### Task details:
Every line with the string "beneficio" should be gathered.

======== Data to use ========

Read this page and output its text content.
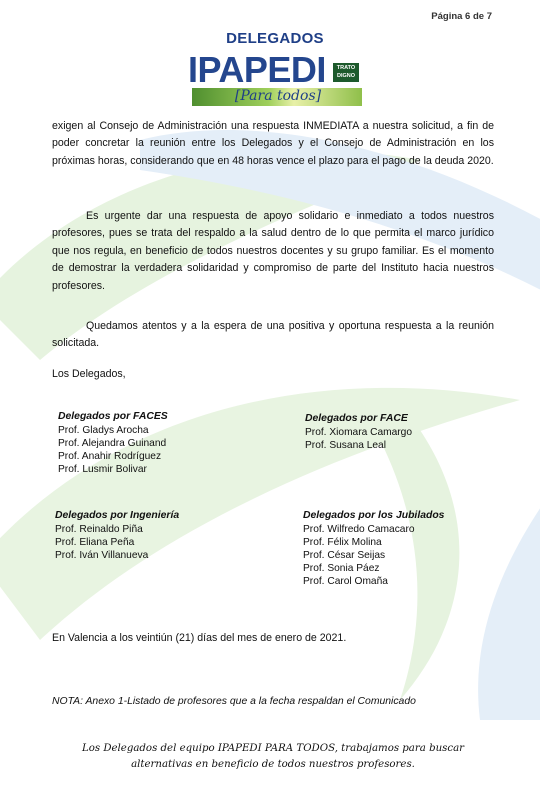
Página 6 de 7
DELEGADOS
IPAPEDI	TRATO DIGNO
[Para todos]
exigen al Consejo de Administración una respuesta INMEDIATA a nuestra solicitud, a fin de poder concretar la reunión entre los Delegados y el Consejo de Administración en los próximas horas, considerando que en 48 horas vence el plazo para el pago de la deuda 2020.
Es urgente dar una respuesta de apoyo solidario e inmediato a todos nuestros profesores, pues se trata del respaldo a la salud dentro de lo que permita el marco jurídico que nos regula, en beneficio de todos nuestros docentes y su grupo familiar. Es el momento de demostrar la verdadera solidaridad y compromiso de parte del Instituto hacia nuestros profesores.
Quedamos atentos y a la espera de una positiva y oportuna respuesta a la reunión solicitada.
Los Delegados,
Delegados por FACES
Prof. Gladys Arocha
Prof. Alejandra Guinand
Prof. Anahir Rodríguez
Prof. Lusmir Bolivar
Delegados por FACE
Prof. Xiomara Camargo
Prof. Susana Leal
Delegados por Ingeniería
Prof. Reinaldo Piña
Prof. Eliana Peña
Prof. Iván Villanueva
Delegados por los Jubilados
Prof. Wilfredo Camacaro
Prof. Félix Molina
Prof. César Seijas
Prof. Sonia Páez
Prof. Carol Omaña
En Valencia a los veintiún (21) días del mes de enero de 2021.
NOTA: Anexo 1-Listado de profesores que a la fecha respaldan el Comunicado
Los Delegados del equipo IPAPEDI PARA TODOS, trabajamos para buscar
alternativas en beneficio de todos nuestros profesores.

========

### Problem solution:
Es urgente dar una respuesta de apoyo solidario e inmediato a todos nuestros profesores, pues se trata del respaldo a la salud dentro de lo que permita el marco jurídico que nos regula, en beneficio de todos nuestros docentes y su grupo familiar. Es el momento de demostrar la verdadera solidaridad y compromiso de parte del Instituto hacia nuestros profesores.
alternativas en beneficio de todos nuestros profesores.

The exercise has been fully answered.